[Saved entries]
┄┄┄┄┄┄┄┄┄┄┄┄┄┄┄┄┄┄┄┄
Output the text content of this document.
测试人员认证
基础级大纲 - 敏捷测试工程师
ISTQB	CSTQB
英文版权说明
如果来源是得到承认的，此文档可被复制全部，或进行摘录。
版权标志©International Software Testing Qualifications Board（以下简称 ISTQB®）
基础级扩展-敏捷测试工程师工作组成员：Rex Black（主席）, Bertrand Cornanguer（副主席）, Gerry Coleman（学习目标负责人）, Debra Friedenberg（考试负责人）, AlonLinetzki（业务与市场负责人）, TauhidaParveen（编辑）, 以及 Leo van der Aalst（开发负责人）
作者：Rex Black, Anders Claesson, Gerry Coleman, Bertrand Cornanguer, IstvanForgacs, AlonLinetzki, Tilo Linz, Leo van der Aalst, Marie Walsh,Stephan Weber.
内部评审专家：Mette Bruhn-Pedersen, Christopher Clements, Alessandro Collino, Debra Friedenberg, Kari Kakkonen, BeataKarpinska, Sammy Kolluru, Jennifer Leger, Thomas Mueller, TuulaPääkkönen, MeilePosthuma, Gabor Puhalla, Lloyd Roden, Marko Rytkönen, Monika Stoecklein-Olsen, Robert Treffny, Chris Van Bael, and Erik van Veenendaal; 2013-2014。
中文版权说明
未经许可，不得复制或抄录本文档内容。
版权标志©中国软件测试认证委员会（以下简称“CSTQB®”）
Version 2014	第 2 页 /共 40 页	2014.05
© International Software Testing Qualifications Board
┄┄┄┄┄┄┄┄┄┄┄┄┄┄┄┄┄┄┄┄
- _JOB_:
Give back all the records exactly as they stand.

- _ANSWER TO THE PROBLEM_:
Output the text content of this document.
测试人员认证
基础级大纲 - 敏捷测试工程师
ISTQB	CSTQB
英文版权说明
如果来源是得到承认的，此文档可被复制全部，或进行摘录。
版权标志©International Software Testing Qualifications Board（以下简称 ISTQB®）
基础级扩展-敏捷测试工程师工作组成员：Rex Black（主席）, Bertrand Cornanguer（副主席）, Gerry Coleman（学习目标负责人）, Debra Friedenberg（考试负责人）, AlonLinetzki（业务与市场负责人）, TauhidaParveen（编辑）, 以及 Leo van der Aalst（开发负责人）
作者：Rex Black, Anders Claesson, Gerry Coleman, Bertrand Cornanguer, IstvanForgacs, AlonLinetzki, Tilo Linz, Leo van der Aalst, Marie Walsh,Stephan Weber.
内部评审专家：Mette Bruhn-Pedersen, Christopher Clements, Alessandro Collino, Debra Friedenberg, Kari Kakkonen, BeataKarpinska, Sammy Kolluru, Jennifer Leger, Thomas Mueller, TuulaPääkkönen, MeilePosthuma, Gabor Puhalla, Lloyd Roden, Marko Rytkönen, Monika Stoecklein-Olsen, Robert Treffny, Chris Van Bael, and Erik van Veenendaal; 2013-2014。
中文版权说明
未经许可，不得复制或抄录本文档内容。
版权标志©中国软件测试认证委员会（以下简称“CSTQB®”）
Version 2014	第 2 页 /共 40 页	2014.05
© International Software Testing Qualifications Board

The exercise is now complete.